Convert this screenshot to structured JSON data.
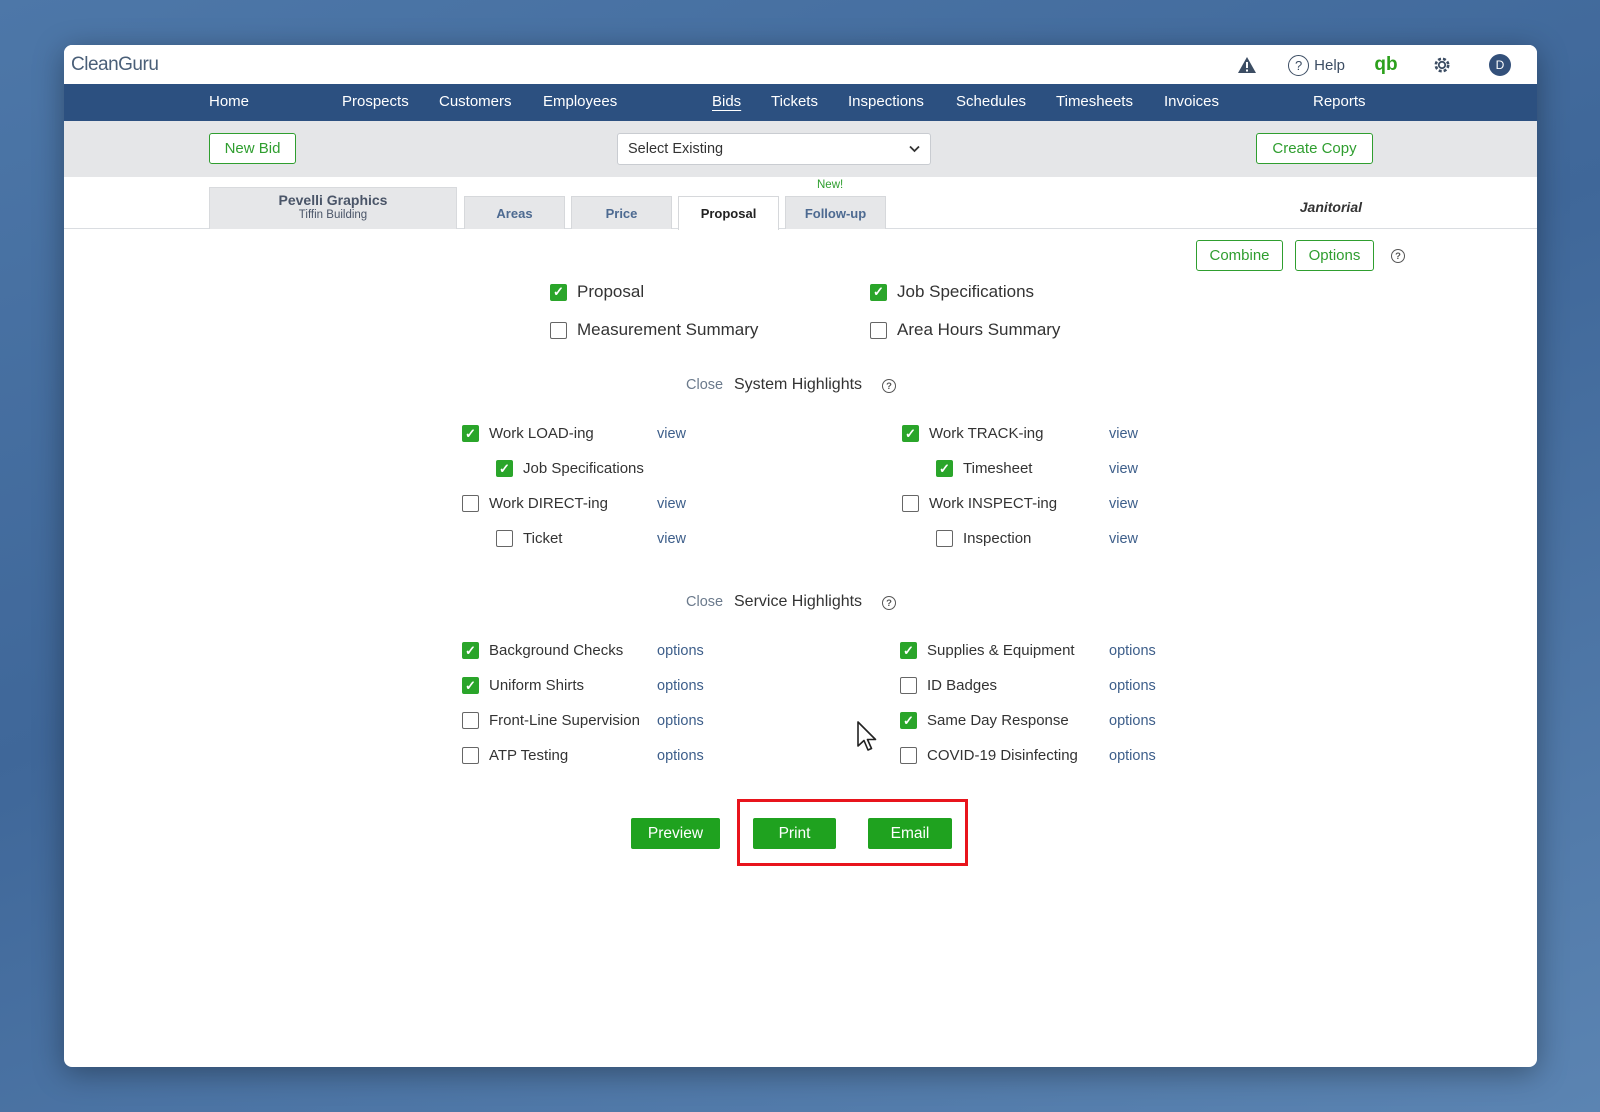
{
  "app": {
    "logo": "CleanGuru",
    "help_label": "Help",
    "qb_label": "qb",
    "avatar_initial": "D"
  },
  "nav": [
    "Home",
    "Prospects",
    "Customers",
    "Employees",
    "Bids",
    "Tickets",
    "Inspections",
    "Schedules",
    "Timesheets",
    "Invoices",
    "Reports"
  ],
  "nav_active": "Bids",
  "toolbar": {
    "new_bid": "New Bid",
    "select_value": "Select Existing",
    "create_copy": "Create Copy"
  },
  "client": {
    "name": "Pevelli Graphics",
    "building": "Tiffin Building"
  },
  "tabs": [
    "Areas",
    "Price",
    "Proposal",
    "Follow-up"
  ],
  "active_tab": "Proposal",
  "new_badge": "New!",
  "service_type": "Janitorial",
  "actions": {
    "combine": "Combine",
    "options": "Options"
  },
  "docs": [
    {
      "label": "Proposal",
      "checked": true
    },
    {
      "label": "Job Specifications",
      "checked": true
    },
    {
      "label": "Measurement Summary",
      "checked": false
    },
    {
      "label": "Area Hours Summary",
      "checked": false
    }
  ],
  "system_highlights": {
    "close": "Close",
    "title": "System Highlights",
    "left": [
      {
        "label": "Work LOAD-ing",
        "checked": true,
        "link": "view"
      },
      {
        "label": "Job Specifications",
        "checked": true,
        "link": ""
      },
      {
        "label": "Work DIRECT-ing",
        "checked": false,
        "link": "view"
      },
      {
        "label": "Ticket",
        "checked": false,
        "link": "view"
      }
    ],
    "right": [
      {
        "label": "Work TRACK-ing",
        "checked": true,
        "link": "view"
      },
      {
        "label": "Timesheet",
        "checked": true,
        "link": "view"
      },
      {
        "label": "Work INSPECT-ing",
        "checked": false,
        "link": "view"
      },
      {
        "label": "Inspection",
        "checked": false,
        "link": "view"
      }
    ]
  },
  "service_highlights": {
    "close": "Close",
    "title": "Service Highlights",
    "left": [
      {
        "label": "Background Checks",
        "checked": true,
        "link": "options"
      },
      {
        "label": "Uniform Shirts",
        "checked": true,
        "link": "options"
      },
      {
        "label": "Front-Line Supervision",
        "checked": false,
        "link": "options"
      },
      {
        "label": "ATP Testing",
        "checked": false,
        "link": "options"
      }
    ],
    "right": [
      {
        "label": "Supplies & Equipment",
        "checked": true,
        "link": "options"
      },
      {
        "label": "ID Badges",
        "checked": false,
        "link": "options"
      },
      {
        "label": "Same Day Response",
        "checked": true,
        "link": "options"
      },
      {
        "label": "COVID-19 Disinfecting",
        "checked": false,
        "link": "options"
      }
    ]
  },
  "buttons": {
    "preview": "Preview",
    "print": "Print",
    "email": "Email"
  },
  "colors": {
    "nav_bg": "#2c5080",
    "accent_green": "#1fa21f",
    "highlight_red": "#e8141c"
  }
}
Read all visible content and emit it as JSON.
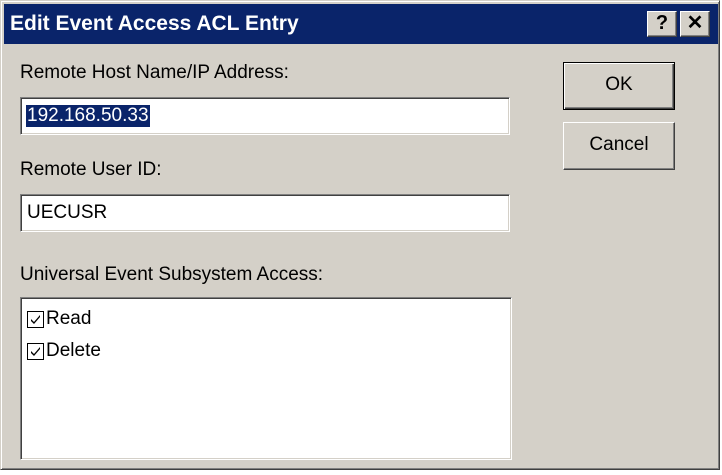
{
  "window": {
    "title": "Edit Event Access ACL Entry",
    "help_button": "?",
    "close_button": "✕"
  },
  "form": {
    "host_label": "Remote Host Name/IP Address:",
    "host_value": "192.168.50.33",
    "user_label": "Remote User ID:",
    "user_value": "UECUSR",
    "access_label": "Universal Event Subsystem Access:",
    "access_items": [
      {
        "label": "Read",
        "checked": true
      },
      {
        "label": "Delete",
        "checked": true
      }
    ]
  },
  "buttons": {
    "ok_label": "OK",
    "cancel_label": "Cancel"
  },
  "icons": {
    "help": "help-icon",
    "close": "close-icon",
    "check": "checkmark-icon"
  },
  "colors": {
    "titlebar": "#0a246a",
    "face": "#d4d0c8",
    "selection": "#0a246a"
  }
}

★ ★ ★ ★

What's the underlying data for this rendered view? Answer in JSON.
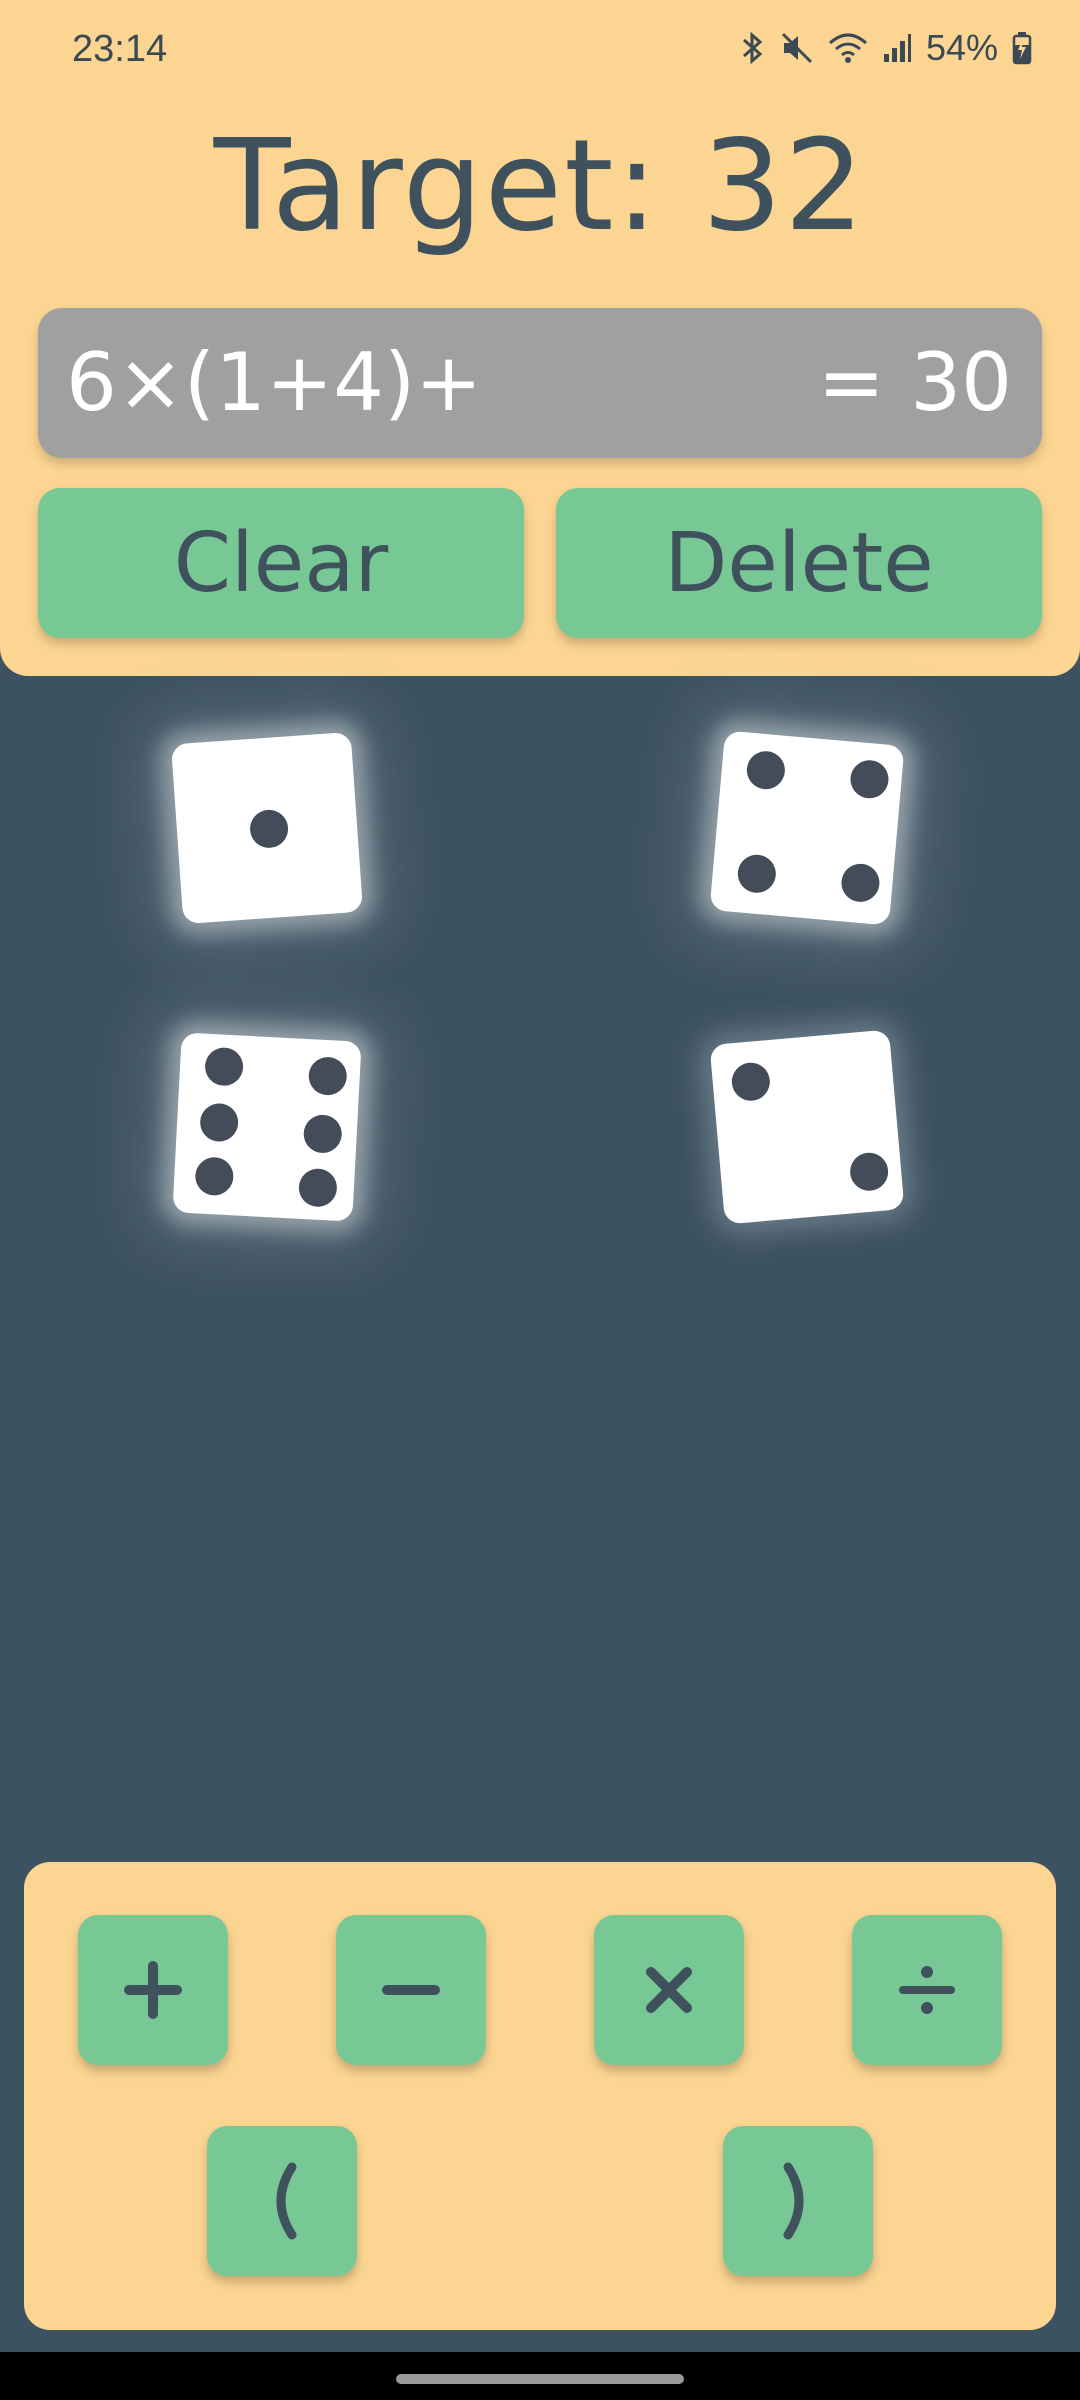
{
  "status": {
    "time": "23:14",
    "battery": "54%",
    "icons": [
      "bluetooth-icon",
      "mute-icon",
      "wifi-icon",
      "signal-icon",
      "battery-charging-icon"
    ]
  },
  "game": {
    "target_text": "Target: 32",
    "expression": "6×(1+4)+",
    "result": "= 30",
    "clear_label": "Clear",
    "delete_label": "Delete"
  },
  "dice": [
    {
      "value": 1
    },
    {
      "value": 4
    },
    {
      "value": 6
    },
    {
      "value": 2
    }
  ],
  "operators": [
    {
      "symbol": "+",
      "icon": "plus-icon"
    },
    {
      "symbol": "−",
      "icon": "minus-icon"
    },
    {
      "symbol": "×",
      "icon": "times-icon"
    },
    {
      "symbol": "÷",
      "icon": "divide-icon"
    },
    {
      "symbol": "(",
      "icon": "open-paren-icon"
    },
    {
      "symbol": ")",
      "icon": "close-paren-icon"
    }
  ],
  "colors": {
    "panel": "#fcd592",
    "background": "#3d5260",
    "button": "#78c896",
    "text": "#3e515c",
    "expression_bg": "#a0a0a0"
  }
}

★ ★ ★ ★

• Your objective
Report only how many lines in the records contain the word "Proposal".

• Answer to the task
3